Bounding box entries
+++
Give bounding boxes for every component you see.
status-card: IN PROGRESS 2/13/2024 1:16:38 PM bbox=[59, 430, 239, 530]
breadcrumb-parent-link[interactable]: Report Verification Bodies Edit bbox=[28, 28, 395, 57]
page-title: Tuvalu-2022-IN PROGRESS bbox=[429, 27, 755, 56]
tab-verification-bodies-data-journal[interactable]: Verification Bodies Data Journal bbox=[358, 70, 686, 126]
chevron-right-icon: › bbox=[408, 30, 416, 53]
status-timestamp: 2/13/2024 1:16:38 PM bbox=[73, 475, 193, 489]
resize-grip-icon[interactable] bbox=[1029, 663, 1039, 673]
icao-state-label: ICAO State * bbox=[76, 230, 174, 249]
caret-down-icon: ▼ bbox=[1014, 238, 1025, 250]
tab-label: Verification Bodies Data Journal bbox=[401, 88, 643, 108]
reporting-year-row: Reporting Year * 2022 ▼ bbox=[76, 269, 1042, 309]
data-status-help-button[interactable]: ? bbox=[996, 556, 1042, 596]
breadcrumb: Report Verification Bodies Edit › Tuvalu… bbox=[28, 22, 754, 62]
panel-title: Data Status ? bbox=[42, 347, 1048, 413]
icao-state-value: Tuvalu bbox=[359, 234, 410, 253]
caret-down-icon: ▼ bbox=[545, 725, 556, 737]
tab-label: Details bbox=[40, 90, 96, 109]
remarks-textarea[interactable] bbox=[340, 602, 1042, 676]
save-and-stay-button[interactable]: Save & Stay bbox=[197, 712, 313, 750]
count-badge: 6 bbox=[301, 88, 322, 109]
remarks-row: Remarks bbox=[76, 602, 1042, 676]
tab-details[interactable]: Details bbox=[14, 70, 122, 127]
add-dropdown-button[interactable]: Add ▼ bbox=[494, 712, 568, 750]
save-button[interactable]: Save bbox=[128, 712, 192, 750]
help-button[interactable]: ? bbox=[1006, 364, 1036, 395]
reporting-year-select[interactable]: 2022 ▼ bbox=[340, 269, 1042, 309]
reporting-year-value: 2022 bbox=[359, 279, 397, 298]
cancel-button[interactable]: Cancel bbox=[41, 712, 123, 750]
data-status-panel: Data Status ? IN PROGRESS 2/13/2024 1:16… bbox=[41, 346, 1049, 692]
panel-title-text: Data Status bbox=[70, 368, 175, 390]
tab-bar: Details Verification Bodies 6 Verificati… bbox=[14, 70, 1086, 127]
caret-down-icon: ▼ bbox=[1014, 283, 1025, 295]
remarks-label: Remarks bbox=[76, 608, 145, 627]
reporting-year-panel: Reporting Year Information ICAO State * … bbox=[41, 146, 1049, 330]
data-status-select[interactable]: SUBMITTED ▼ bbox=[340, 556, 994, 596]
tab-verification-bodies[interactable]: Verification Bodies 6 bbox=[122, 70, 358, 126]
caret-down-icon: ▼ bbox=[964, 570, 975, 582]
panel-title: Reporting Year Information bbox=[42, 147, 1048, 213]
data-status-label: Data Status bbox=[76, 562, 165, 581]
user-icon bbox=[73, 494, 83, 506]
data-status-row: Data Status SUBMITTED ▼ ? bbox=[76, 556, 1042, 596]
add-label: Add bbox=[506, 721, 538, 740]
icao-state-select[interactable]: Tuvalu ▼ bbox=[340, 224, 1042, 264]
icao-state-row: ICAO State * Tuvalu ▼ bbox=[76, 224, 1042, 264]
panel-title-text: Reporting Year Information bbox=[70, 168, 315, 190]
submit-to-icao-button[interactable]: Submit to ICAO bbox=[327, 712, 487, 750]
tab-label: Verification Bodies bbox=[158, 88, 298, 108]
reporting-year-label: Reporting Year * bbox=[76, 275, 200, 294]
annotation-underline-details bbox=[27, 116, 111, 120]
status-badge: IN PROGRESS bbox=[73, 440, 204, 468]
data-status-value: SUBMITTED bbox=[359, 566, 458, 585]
+++
● Problem statement
Count the lines in the entries above that contain the string "Edit", treating uppercase and lowercase letters as different. Reply with the number alone.

● Finished task
2